Items from a figure collection
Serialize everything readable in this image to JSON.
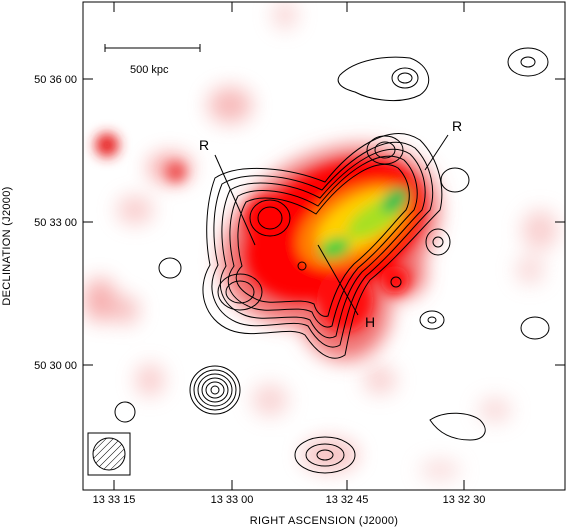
{
  "chart_data": {
    "type": "heatmap",
    "title": "",
    "xlabel": "RIGHT ASCENSION  (J2000)",
    "ylabel": "DECLINATION  (J2000)",
    "x_tick_labels": [
      "13 33 15",
      "13 33 00",
      "13 32 45",
      "13 32 30"
    ],
    "y_tick_labels": [
      "50 36 00",
      "50 33 00",
      "50 30 00"
    ],
    "scale_bar_label": "500 kpc",
    "annotations": [
      "R",
      "R",
      "H"
    ],
    "background_image": "X-ray emission, red-yellow-green colour scale",
    "overlay": "radio contours (black)",
    "beam_marker": "hatched circle in box, lower-left"
  }
}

STATED GOAL — Repeat the full listing above exactly, with no pictures in the copy.

OUTPUT OF THE TASK —
Serialize everything readable in this image to JSON.
{
  "chart_data": {
    "type": "heatmap",
    "title": "",
    "xlabel": "RIGHT ASCENSION  (J2000)",
    "ylabel": "DECLINATION  (J2000)",
    "x_tick_labels": [
      "13 33 15",
      "13 33 00",
      "13 32 45",
      "13 32 30"
    ],
    "y_tick_labels": [
      "50 36 00",
      "50 33 00",
      "50 30 00"
    ],
    "scale_bar_label": "500 kpc",
    "annotations": [
      "R",
      "R",
      "H"
    ],
    "background_image": "X-ray emission, red-yellow-green colour scale",
    "overlay": "radio contours (black)",
    "beam_marker": "hatched circle in box, lower-left"
  }
}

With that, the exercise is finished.